(Records from a data collection)
-.-.-
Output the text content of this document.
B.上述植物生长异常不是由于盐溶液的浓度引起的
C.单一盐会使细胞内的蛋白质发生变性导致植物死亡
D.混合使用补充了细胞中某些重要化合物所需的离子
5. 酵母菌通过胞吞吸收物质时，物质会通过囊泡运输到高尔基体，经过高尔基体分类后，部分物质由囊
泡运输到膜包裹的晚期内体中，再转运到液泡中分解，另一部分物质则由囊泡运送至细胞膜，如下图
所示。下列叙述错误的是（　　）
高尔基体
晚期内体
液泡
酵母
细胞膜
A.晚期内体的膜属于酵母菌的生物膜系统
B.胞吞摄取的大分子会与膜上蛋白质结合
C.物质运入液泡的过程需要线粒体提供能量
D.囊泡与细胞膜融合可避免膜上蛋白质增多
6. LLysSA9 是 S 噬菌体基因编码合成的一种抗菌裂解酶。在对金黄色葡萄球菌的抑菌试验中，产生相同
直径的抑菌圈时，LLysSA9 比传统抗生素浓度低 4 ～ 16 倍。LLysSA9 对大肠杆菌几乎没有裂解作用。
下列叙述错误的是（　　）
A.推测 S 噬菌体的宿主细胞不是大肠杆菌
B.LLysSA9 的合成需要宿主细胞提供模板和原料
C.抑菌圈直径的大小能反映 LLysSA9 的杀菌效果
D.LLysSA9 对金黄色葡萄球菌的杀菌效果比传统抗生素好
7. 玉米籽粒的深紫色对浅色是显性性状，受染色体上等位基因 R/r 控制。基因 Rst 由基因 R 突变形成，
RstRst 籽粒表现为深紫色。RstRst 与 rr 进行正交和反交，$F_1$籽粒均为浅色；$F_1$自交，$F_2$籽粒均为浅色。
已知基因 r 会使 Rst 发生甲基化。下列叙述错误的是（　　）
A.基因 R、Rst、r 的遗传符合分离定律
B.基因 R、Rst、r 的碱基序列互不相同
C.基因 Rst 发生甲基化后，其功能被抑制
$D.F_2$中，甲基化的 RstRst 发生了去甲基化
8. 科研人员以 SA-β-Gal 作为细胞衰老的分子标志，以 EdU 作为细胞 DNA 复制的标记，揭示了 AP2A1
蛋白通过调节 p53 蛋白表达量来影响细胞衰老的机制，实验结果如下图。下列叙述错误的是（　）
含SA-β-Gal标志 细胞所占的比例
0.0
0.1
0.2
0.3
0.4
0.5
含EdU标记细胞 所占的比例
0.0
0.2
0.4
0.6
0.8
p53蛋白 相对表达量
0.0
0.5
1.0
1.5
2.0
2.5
-.-.-
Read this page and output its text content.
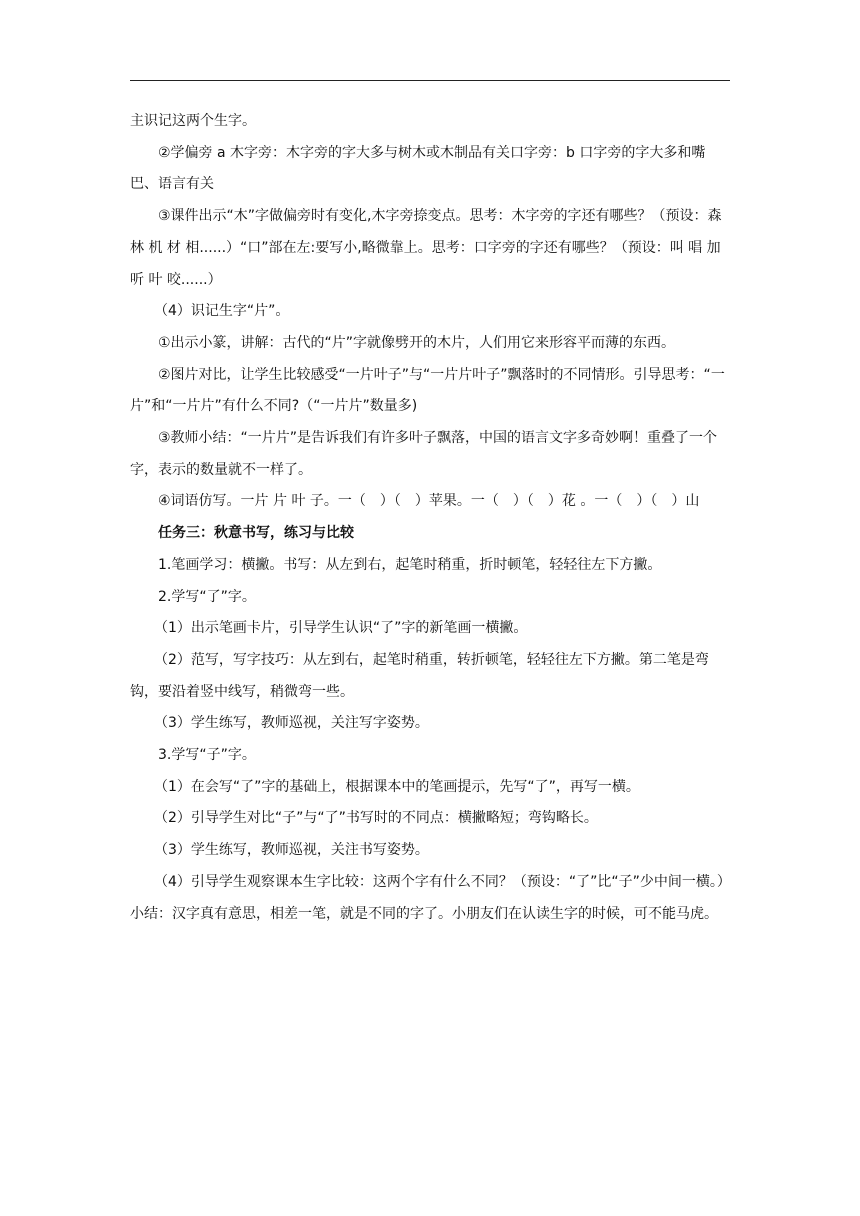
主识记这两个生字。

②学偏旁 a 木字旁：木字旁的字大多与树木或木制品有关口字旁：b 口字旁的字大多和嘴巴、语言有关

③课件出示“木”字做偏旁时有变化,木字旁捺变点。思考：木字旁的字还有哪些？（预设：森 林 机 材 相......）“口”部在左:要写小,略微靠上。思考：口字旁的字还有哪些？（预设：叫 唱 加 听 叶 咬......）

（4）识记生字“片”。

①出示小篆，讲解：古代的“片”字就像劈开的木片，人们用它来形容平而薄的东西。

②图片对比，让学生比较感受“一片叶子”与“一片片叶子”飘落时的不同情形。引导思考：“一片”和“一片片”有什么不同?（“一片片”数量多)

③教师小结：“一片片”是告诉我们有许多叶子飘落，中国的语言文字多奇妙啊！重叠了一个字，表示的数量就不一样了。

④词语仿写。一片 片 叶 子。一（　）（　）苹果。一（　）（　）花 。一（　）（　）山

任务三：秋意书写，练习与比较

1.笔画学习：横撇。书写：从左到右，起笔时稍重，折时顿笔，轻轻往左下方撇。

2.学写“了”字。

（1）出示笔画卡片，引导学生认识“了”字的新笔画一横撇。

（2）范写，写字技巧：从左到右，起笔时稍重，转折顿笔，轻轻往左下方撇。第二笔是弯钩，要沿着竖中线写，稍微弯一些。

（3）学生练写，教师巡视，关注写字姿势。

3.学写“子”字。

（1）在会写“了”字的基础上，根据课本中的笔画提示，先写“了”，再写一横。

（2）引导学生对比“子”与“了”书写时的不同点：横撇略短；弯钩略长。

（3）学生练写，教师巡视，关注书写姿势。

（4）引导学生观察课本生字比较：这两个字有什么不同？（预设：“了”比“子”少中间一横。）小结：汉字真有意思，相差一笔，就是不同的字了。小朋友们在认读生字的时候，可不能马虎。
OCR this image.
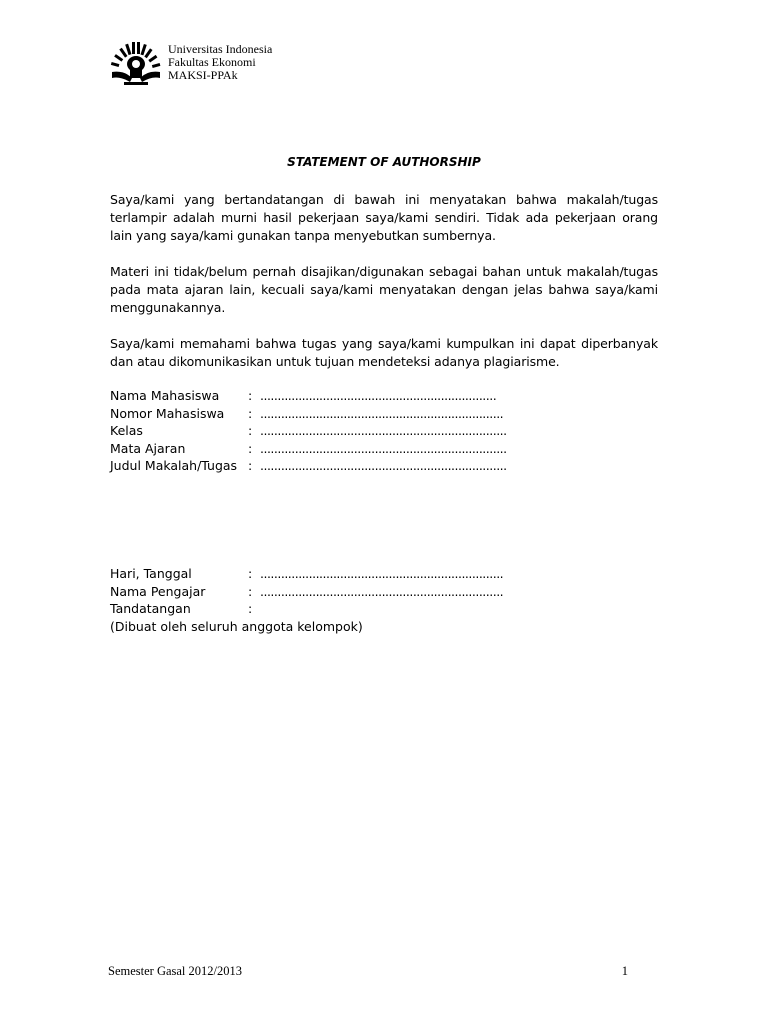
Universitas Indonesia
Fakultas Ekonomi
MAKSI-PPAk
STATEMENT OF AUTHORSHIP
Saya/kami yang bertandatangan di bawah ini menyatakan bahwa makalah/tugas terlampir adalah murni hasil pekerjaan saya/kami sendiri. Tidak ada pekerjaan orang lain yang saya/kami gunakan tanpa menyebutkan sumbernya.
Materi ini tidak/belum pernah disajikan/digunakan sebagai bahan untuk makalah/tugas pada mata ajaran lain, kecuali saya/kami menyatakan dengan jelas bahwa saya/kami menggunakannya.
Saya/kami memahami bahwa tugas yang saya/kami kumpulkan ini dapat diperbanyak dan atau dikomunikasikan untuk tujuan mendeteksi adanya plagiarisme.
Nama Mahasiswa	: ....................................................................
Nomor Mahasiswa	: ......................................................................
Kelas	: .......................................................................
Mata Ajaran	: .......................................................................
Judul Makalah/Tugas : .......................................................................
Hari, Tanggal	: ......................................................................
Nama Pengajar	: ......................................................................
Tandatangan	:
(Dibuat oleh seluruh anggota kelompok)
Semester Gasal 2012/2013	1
-.-.-
Required task: Go through the records and pull out each line that includes the word "下列叙述错误的是".

Answer:
所示。下列叙述错误的是（　　）
下列叙述错误的是（　　）
已知基因 r 会使 Rst 发生甲基化。下列叙述错误的是（　　）
蛋白通过调节 p53 蛋白表达量来影响细胞衰老的机制，实验结果如下图。下列叙述错误的是（　）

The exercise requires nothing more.